Exercise prompt – Take the material below and write it all out again exactly.
* START Source records *
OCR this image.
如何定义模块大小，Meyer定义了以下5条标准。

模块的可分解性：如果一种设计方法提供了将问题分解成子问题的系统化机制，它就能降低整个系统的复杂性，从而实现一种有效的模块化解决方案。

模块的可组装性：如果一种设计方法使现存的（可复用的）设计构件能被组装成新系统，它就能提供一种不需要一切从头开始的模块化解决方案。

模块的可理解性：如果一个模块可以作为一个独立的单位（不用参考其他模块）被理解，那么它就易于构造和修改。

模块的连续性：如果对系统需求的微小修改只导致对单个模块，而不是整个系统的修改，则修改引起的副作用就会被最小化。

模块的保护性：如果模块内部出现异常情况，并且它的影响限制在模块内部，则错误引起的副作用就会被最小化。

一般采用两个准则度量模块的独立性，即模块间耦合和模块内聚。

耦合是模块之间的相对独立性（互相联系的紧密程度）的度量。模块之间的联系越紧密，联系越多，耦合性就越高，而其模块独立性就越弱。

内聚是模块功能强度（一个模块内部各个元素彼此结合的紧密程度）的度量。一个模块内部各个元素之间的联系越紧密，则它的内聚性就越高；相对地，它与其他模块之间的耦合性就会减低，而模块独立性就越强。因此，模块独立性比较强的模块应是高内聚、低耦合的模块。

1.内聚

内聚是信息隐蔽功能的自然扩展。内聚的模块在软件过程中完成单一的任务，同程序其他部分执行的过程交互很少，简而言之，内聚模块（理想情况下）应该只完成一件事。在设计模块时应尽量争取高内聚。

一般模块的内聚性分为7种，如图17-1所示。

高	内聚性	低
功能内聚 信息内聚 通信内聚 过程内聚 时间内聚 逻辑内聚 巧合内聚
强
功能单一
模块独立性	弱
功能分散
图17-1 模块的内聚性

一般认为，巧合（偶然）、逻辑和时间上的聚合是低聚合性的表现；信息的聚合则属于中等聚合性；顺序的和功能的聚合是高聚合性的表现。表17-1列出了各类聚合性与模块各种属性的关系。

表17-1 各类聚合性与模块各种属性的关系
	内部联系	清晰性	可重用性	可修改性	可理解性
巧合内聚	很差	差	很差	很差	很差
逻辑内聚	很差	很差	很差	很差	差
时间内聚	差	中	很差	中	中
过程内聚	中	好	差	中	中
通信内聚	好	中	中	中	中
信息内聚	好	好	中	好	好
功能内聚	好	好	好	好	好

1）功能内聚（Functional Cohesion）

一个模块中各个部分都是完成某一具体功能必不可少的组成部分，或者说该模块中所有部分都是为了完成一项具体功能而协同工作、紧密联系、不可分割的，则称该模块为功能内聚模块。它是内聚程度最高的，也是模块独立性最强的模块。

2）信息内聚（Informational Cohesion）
* END Source records *
Expected answer –
OCR this image.
如何定义模块大小，Meyer定义了以下5条标准。

模块的可分解性：如果一种设计方法提供了将问题分解成子问题的系统化机制，它就能降低整个系统的复杂性，从而实现一种有效的模块化解决方案。

模块的可组装性：如果一种设计方法使现存的（可复用的）设计构件能被组装成新系统，它就能提供一种不需要一切从头开始的模块化解决方案。

模块的可理解性：如果一个模块可以作为一个独立的单位（不用参考其他模块）被理解，那么它就易于构造和修改。

模块的连续性：如果对系统需求的微小修改只导致对单个模块，而不是整个系统的修改，则修改引起的副作用就会被最小化。

模块的保护性：如果模块内部出现异常情况，并且它的影响限制在模块内部，则错误引起的副作用就会被最小化。

一般采用两个准则度量模块的独立性，即模块间耦合和模块内聚。

耦合是模块之间的相对独立性（互相联系的紧密程度）的度量。模块之间的联系越紧密，联系越多，耦合性就越高，而其模块独立性就越弱。

内聚是模块功能强度（一个模块内部各个元素彼此结合的紧密程度）的度量。一个模块内部各个元素之间的联系越紧密，则它的内聚性就越高；相对地，它与其他模块之间的耦合性就会减低，而模块独立性就越强。因此，模块独立性比较强的模块应是高内聚、低耦合的模块。

1.内聚

内聚是信息隐蔽功能的自然扩展。内聚的模块在软件过程中完成单一的任务，同程序其他部分执行的过程交互很少，简而言之，内聚模块（理想情况下）应该只完成一件事。在设计模块时应尽量争取高内聚。

一般模块的内聚性分为7种，如图17-1所示。

高	内聚性	低
功能内聚 信息内聚 通信内聚 过程内聚 时间内聚 逻辑内聚 巧合内聚
强
功能单一
模块独立性	弱
功能分散
图17-1 模块的内聚性

一般认为，巧合（偶然）、逻辑和时间上的聚合是低聚合性的表现；信息的聚合则属于中等聚合性；顺序的和功能的聚合是高聚合性的表现。表17-1列出了各类聚合性与模块各种属性的关系。

表17-1 各类聚合性与模块各种属性的关系
	内部联系	清晰性	可重用性	可修改性	可理解性
巧合内聚	很差	差	很差	很差	很差
逻辑内聚	很差	很差	很差	很差	差
时间内聚	差	中	很差	中	中
过程内聚	中	好	差	中	中
通信内聚	好	中	中	中	中
信息内聚	好	好	中	好	好
功能内聚	好	好	好	好	好

1）功能内聚（Functional Cohesion）

一个模块中各个部分都是完成某一具体功能必不可少的组成部分，或者说该模块中所有部分都是为了完成一项具体功能而协同工作、紧密联系、不可分割的，则称该模块为功能内聚模块。它是内聚程度最高的，也是模块独立性最强的模块。

2）信息内聚（Informational Cohesion）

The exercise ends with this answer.